── Recorded data ──

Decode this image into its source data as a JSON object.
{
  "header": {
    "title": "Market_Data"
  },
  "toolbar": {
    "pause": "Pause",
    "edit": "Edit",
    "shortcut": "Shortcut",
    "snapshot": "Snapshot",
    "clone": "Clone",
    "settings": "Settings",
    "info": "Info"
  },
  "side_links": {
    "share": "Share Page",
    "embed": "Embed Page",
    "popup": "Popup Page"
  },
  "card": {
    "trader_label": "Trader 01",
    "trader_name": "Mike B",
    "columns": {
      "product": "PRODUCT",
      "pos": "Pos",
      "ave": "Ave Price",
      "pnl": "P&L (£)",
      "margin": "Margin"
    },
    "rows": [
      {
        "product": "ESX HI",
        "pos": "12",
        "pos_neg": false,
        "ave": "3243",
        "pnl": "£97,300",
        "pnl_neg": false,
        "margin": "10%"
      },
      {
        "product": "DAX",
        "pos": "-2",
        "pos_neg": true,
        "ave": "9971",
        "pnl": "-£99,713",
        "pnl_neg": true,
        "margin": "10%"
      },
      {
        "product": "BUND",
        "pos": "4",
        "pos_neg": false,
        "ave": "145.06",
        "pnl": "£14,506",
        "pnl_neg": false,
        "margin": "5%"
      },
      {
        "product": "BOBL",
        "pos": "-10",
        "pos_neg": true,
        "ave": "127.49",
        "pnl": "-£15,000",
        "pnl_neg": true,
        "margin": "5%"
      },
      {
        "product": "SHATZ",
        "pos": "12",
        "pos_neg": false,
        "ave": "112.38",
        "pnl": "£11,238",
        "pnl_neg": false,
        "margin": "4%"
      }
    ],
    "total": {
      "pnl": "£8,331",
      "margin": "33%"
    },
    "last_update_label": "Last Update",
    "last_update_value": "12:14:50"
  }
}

───

-- Short problem --
Select all lines in the listing that include the word "margin".

-- Result of this task --
      "margin": "Margin"
        "margin": "10%"
        "margin": "10%"
        "margin": "5%"
        "margin": "5%"
        "margin": "4%"
      "margin": "33%"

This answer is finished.